Task prompt
Extract the lines that hold the string "рождения".

Supplied material
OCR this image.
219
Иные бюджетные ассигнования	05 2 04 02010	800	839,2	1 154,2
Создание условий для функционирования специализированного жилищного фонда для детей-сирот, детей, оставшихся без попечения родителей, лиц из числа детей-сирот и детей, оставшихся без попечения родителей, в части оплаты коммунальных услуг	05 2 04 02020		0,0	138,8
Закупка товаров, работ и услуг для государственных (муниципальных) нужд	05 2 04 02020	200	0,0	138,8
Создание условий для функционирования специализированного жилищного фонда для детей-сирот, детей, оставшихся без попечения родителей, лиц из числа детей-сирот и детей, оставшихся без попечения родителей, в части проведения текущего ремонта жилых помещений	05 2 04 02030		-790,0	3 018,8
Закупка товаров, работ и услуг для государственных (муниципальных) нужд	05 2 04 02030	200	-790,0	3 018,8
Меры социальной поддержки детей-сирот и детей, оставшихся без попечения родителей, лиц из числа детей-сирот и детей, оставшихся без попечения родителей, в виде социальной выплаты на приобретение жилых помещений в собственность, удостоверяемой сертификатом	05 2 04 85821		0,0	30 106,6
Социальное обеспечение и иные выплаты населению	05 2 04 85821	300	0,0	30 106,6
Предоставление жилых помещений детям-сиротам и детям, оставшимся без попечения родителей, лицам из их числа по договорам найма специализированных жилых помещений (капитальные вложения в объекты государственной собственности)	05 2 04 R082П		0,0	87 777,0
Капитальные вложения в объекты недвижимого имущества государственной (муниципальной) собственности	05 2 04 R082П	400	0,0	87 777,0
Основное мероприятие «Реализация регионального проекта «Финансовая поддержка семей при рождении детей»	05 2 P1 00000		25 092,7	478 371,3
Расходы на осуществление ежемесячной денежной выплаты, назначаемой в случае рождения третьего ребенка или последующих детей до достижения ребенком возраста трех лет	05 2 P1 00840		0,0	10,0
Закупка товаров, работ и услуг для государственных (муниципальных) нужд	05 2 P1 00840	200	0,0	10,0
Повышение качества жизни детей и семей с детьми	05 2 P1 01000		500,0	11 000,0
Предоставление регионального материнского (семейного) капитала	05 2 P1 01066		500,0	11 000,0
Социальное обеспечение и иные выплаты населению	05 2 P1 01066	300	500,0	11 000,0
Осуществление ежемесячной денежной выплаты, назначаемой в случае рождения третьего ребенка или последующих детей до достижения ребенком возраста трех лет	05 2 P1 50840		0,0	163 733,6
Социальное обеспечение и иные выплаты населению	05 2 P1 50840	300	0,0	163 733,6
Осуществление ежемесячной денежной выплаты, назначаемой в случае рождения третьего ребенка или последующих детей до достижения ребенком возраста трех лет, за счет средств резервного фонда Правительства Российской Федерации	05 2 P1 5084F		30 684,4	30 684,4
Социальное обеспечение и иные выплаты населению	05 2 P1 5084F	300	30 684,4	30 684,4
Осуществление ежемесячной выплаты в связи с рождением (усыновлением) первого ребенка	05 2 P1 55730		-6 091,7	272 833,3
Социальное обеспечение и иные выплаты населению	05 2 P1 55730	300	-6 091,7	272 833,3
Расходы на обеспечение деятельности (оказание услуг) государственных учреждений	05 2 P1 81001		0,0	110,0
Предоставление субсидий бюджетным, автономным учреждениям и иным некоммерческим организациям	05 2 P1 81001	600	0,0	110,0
---
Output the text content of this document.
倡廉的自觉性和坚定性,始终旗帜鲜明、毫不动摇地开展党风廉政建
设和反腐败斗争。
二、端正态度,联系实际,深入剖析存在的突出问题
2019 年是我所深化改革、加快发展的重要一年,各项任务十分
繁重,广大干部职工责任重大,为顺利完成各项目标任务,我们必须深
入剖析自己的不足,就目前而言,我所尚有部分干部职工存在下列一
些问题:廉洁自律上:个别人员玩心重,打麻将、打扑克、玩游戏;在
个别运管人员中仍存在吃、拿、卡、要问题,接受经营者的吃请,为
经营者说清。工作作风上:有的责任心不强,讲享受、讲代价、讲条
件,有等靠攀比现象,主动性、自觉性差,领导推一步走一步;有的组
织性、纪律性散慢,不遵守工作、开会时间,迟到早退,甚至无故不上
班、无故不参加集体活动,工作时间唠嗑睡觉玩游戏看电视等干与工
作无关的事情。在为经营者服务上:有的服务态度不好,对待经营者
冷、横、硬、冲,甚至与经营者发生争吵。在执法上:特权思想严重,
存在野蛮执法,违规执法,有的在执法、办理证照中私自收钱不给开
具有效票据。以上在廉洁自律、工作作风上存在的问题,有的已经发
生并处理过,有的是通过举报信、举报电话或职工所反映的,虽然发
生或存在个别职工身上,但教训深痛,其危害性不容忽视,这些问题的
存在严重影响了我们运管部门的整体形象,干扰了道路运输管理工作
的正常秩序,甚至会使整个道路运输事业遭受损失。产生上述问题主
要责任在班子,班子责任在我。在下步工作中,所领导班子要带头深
---
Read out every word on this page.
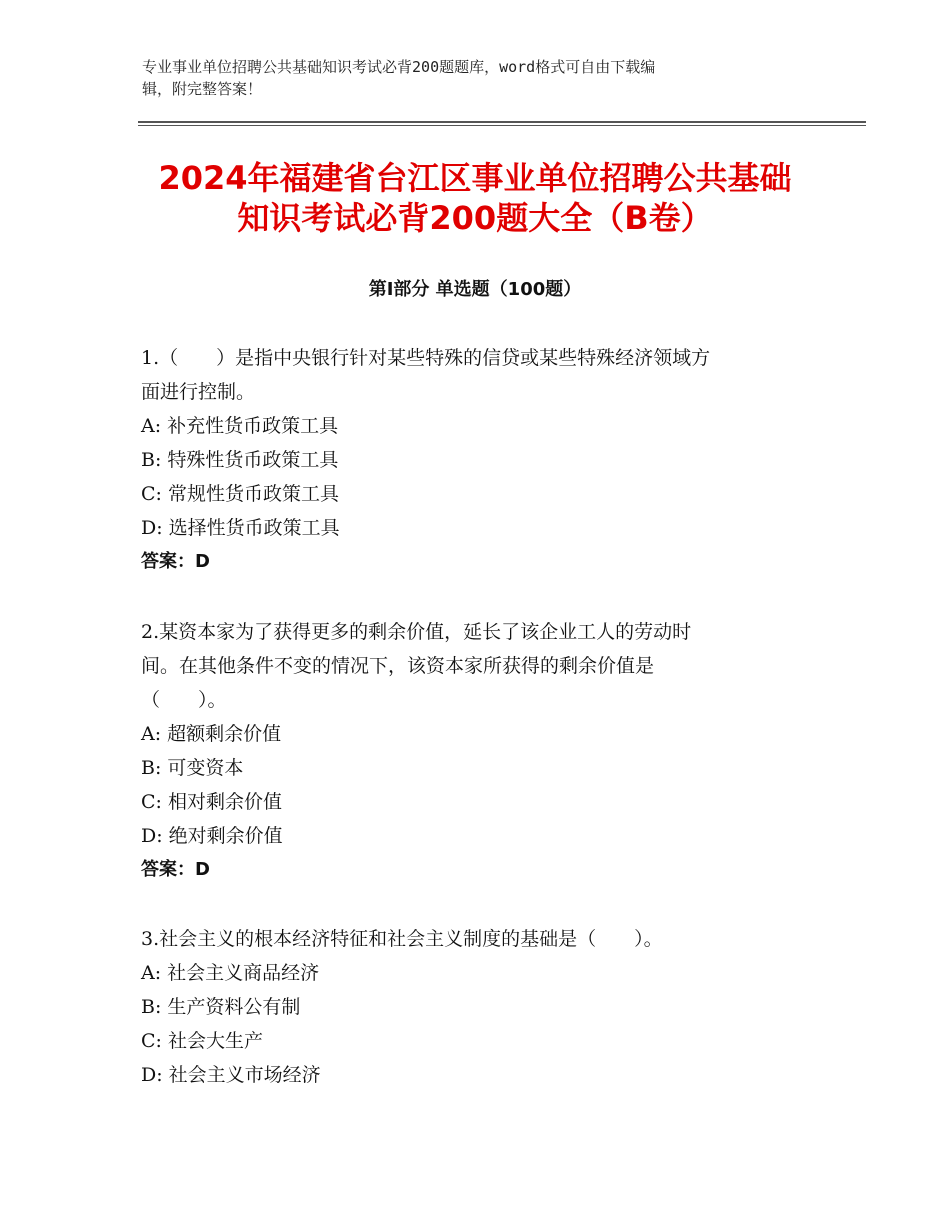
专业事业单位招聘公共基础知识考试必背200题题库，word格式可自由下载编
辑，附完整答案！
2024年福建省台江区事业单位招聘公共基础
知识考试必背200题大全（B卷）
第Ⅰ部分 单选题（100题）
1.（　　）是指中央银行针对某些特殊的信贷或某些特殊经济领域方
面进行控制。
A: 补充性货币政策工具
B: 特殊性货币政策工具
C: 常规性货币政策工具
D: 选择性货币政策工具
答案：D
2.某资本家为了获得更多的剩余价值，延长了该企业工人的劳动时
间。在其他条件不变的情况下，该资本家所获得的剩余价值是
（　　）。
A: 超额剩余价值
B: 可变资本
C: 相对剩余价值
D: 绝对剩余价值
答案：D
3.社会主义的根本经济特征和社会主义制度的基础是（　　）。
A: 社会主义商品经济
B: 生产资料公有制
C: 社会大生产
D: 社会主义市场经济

Completed exercise
Расходы на осуществление ежемесячной денежной выплаты, назначаемой в случае рождения третьего ребенка или последующих детей до достижения ребенком возраста трех лет	05 2 P1 00840		0,0	10,0
Осуществление ежемесячной денежной выплаты, назначаемой в случае рождения третьего ребенка или последующих детей до достижения ребенком возраста трех лет	05 2 P1 50840		0,0	163 733,6
Осуществление ежемесячной денежной выплаты, назначаемой в случае рождения третьего ребенка или последующих детей до достижения ребенком возраста трех лет, за счет средств резервного фонда Правительства Российской Федерации	05 2 P1 5084F		30 684,4	30 684,4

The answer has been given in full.